Note how many lines hold "Integration" and report that number by itself.

== The input

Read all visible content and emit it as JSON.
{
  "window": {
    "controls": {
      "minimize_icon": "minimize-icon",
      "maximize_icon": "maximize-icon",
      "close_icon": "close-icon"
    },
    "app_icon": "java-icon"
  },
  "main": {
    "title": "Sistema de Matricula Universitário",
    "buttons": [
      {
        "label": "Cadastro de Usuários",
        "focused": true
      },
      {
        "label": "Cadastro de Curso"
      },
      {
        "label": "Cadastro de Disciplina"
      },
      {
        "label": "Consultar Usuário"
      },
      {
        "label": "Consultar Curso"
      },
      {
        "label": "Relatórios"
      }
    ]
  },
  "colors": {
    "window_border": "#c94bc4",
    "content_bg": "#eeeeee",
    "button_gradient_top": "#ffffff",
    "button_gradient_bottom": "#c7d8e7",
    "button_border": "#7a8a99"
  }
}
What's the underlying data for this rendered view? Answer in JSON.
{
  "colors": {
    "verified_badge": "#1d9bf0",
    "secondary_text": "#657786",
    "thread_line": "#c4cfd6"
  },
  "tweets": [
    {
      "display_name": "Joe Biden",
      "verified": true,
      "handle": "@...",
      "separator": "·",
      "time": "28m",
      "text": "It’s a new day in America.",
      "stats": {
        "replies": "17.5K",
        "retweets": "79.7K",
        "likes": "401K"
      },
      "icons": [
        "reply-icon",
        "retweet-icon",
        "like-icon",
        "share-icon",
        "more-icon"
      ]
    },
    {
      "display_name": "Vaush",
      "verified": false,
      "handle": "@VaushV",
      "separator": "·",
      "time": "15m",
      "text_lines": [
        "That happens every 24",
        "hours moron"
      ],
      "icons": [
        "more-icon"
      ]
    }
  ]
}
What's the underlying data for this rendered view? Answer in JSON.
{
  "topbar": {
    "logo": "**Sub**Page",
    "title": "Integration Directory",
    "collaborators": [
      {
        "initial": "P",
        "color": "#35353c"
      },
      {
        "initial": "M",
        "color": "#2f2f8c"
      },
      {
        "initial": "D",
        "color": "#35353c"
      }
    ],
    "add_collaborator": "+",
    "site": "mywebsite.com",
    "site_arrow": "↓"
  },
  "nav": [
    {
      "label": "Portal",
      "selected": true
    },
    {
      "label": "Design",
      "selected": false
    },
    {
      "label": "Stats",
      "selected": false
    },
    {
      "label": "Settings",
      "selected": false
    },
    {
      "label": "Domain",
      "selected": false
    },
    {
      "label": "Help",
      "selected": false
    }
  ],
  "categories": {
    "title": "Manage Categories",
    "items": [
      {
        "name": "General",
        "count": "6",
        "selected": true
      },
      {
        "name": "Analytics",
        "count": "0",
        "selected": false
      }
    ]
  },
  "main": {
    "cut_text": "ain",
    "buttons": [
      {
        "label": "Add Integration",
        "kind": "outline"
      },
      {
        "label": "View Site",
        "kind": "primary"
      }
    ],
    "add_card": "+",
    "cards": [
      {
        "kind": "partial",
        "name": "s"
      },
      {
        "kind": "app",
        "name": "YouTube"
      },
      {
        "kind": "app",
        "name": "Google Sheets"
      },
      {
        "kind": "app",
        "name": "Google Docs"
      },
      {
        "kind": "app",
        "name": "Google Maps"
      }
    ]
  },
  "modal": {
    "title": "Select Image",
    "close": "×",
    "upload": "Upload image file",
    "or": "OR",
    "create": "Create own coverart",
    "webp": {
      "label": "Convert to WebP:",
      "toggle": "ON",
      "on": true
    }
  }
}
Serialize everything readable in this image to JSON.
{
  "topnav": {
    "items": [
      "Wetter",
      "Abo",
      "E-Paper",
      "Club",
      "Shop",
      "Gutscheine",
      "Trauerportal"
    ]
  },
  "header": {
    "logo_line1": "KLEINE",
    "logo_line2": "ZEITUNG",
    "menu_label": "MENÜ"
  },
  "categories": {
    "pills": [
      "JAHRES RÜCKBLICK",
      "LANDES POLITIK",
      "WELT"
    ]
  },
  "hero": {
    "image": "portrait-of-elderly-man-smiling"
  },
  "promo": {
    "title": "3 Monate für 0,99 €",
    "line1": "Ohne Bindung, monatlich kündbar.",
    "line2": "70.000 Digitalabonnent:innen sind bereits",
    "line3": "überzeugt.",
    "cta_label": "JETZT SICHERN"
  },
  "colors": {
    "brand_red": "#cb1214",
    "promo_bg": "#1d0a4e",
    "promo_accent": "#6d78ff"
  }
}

====

§ **Response**: 2